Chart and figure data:
· · · ·
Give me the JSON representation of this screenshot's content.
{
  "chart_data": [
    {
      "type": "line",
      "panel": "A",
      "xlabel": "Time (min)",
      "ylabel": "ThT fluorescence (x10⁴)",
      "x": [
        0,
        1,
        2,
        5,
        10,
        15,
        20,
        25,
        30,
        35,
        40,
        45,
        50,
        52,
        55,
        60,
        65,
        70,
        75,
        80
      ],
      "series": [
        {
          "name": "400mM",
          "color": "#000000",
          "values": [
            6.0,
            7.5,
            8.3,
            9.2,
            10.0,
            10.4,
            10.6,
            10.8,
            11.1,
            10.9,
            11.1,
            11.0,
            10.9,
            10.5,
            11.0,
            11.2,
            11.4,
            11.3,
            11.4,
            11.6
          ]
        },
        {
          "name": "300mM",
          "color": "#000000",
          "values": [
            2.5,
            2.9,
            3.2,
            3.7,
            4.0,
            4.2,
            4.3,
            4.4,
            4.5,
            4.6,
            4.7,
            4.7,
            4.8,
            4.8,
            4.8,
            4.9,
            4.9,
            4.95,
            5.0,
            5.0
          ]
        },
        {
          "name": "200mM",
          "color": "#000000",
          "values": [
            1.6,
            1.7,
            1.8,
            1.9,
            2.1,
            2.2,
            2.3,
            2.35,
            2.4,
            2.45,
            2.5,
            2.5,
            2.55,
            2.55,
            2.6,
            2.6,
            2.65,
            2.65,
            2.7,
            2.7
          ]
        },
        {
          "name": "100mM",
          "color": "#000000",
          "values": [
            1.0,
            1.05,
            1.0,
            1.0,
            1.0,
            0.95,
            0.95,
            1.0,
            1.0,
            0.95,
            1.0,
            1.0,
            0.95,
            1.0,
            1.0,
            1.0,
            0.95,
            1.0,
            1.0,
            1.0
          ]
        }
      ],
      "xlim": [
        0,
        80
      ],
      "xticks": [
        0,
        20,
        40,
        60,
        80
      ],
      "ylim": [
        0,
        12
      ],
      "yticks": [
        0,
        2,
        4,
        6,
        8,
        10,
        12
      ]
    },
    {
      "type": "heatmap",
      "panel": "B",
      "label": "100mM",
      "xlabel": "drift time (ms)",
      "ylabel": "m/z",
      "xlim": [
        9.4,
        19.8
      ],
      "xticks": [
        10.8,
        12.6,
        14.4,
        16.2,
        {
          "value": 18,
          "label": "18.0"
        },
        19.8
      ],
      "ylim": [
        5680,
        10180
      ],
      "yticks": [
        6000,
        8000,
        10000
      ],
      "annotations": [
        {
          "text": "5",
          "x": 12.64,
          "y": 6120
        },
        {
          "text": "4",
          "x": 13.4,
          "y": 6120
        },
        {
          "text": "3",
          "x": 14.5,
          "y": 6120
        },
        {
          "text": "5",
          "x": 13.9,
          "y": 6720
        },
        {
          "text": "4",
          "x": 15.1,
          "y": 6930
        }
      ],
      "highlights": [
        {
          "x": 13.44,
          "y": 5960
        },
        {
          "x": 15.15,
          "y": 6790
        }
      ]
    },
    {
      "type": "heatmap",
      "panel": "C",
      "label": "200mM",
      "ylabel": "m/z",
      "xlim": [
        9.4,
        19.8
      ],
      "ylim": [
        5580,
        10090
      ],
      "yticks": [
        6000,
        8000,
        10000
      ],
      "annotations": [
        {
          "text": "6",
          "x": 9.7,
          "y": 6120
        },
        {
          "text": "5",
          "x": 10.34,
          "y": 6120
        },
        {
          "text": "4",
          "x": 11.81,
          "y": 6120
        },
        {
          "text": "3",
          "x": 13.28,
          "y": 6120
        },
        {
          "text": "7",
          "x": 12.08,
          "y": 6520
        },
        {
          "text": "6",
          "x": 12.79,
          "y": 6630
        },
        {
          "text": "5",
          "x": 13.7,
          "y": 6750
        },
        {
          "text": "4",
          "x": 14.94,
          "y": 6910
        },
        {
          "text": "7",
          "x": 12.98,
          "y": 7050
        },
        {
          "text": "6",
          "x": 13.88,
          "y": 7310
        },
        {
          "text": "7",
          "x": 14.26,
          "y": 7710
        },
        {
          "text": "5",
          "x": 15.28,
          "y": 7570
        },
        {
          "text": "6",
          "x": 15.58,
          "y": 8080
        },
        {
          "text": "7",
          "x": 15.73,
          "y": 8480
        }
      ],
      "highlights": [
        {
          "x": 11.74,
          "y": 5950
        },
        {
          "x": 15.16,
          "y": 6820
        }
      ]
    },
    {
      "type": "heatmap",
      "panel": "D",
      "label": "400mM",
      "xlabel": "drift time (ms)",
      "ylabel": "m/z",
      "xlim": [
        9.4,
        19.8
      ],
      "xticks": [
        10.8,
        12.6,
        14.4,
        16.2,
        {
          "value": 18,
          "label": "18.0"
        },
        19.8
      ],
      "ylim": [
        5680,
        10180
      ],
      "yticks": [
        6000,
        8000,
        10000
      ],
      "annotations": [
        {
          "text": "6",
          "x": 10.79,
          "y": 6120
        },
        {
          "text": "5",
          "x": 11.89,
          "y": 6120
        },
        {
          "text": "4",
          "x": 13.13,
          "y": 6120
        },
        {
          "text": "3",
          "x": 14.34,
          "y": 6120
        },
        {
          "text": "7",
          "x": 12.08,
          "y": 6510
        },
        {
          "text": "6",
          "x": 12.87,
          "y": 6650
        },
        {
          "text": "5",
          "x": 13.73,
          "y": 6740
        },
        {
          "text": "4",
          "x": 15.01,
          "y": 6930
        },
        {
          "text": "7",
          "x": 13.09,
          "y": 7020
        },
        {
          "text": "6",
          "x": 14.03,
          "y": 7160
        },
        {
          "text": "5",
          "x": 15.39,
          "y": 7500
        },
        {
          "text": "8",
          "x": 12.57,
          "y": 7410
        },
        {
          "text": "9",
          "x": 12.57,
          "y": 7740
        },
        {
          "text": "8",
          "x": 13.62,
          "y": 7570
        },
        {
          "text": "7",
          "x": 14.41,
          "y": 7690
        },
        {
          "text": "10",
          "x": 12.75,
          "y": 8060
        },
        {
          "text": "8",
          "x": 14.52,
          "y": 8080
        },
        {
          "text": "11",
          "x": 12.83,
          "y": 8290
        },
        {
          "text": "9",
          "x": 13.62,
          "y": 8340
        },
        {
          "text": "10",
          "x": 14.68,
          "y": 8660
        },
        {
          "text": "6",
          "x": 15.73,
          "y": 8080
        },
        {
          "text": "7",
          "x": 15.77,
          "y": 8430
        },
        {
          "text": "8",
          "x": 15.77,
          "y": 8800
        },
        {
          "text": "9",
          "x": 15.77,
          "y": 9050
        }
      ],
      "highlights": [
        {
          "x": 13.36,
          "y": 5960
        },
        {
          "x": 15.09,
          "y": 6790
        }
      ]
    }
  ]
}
· · · ·
**What to work on**. Once more, set down the full listing, verbatim.

**In response**.
Give me the JSON representation of this screenshot's content.
{
  "chart_data": [
    {
      "type": "line",
      "panel": "A",
      "xlabel": "Time (min)",
      "ylabel": "ThT fluorescence (x10⁴)",
      "x": [
        0,
        1,
        2,
        5,
        10,
        15,
        20,
        25,
        30,
        35,
        40,
        45,
        50,
        52,
        55,
        60,
        65,
        70,
        75,
        80
      ],
      "series": [
        {
          "name": "400mM",
          "color": "#000000",
          "values": [
            6.0,
            7.5,
            8.3,
            9.2,
            10.0,
            10.4,
            10.6,
            10.8,
            11.1,
            10.9,
            11.1,
            11.0,
            10.9,
            10.5,
            11.0,
            11.2,
            11.4,
            11.3,
            11.4,
            11.6
          ]
        },
        {
          "name": "300mM",
          "color": "#000000",
          "values": [
            2.5,
            2.9,
            3.2,
            3.7,
            4.0,
            4.2,
            4.3,
            4.4,
            4.5,
            4.6,
            4.7,
            4.7,
            4.8,
            4.8,
            4.8,
            4.9,
            4.9,
            4.95,
            5.0,
            5.0
          ]
        },
        {
          "name": "200mM",
          "color": "#000000",
          "values": [
            1.6,
            1.7,
            1.8,
            1.9,
            2.1,
            2.2,
            2.3,
            2.35,
            2.4,
            2.45,
            2.5,
            2.5,
            2.55,
            2.55,
            2.6,
            2.6,
            2.65,
            2.65,
            2.7,
            2.7
          ]
        },
        {
          "name": "100mM",
          "color": "#000000",
          "values": [
            1.0,
            1.05,
            1.0,
            1.0,
            1.0,
            0.95,
            0.95,
            1.0,
            1.0,
            0.95,
            1.0,
            1.0,
            0.95,
            1.0,
            1.0,
            1.0,
            0.95,
            1.0,
            1.0,
            1.0
          ]
        }
      ],
      "xlim": [
        0,
        80
      ],
      "xticks": [
        0,
        20,
        40,
        60,
        80
      ],
      "ylim": [
        0,
        12
      ],
      "yticks": [
        0,
        2,
        4,
        6,
        8,
        10,
        12
      ]
    },
    {
      "type": "heatmap",
      "panel": "B",
      "label": "100mM",
      "xlabel": "drift time (ms)",
      "ylabel": "m/z",
      "xlim": [
        9.4,
        19.8
      ],
      "xticks": [
        10.8,
        12.6,
        14.4,
        16.2,
        {
          "value": 18,
          "label": "18.0"
        },
        19.8
      ],
      "ylim": [
        5680,
        10180
      ],
      "yticks": [
        6000,
        8000,
        10000
      ],
      "annotations": [
        {
          "text": "5",
          "x": 12.64,
          "y": 6120
        },
        {
          "text": "4",
          "x": 13.4,
          "y": 6120
        },
        {
          "text": "3",
          "x": 14.5,
          "y": 6120
        },
        {
          "text": "5",
          "x": 13.9,
          "y": 6720
        },
        {
          "text": "4",
          "x": 15.1,
          "y": 6930
        }
      ],
      "highlights": [
        {
          "x": 13.44,
          "y": 5960
        },
        {
          "x": 15.15,
          "y": 6790
        }
      ]
    },
    {
      "type": "heatmap",
      "panel": "C",
      "label": "200mM",
      "ylabel": "m/z",
      "xlim": [
        9.4,
        19.8
      ],
      "ylim": [
        5580,
        10090
      ],
      "yticks": [
        6000,
        8000,
        10000
      ],
      "annotations": [
        {
          "text": "6",
          "x": 9.7,
          "y": 6120
        },
        {
          "text": "5",
          "x": 10.34,
          "y": 6120
        },
        {
          "text": "4",
          "x": 11.81,
          "y": 6120
        },
        {
          "text": "3",
          "x": 13.28,
          "y": 6120
        },
        {
          "text": "7",
          "x": 12.08,
          "y": 6520
        },
        {
          "text": "6",
          "x": 12.79,
          "y": 6630
        },
        {
          "text": "5",
          "x": 13.7,
          "y": 6750
        },
        {
          "text": "4",
          "x": 14.94,
          "y": 6910
        },
        {
          "text": "7",
          "x": 12.98,
          "y": 7050
        },
        {
          "text": "6",
          "x": 13.88,
          "y": 7310
        },
        {
          "text": "7",
          "x": 14.26,
          "y": 7710
        },
        {
          "text": "5",
          "x": 15.28,
          "y": 7570
        },
        {
          "text": "6",
          "x": 15.58,
          "y": 8080
        },
        {
          "text": "7",
          "x": 15.73,
          "y": 8480
        }
      ],
      "highlights": [
        {
          "x": 11.74,
          "y": 5950
        },
        {
          "x": 15.16,
          "y": 6820
        }
      ]
    },
    {
      "type": "heatmap",
      "panel": "D",
      "label": "400mM",
      "xlabel": "drift time (ms)",
      "ylabel": "m/z",
      "xlim": [
        9.4,
        19.8
      ],
      "xticks": [
        10.8,
        12.6,
        14.4,
        16.2,
        {
          "value": 18,
          "label": "18.0"
        },
        19.8
      ],
      "ylim": [
        5680,
        10180
      ],
      "yticks": [
        6000,
        8000,
        10000
      ],
      "annotations": [
        {
          "text": "6",
          "x": 10.79,
          "y": 6120
        },
        {
          "text": "5",
          "x": 11.89,
          "y": 6120
        },
        {
          "text": "4",
          "x": 13.13,
          "y": 6120
        },
        {
          "text": "3",
          "x": 14.34,
          "y": 6120
        },
        {
          "text": "7",
          "x": 12.08,
          "y": 6510
        },
        {
          "text": "6",
          "x": 12.87,
          "y": 6650
        },
        {
          "text": "5",
          "x": 13.73,
          "y": 6740
        },
        {
          "text": "4",
          "x": 15.01,
          "y": 6930
        },
        {
          "text": "7",
          "x": 13.09,
          "y": 7020
        },
        {
          "text": "6",
          "x": 14.03,
          "y": 7160
        },
        {
          "text": "5",
          "x": 15.39,
          "y": 7500
        },
        {
          "text": "8",
          "x": 12.57,
          "y": 7410
        },
        {
          "text": "9",
          "x": 12.57,
          "y": 7740
        },
        {
          "text": "8",
          "x": 13.62,
          "y": 7570
        },
        {
          "text": "7",
          "x": 14.41,
          "y": 7690
        },
        {
          "text": "10",
          "x": 12.75,
          "y": 8060
        },
        {
          "text": "8",
          "x": 14.52,
          "y": 8080
        },
        {
          "text": "11",
          "x": 12.83,
          "y": 8290
        },
        {
          "text": "9",
          "x": 13.62,
          "y": 8340
        },
        {
          "text": "10",
          "x": 14.68,
          "y": 8660
        },
        {
          "text": "6",
          "x": 15.73,
          "y": 8080
        },
        {
          "text": "7",
          "x": 15.77,
          "y": 8430
        },
        {
          "text": "8",
          "x": 15.77,
          "y": 8800
        },
        {
          "text": "9",
          "x": 15.77,
          "y": 9050
        }
      ],
      "highlights": [
        {
          "x": 13.36,
          "y": 5960
        },
        {
          "x": 15.09,
          "y": 6790
        }
      ]
    }
  ]
}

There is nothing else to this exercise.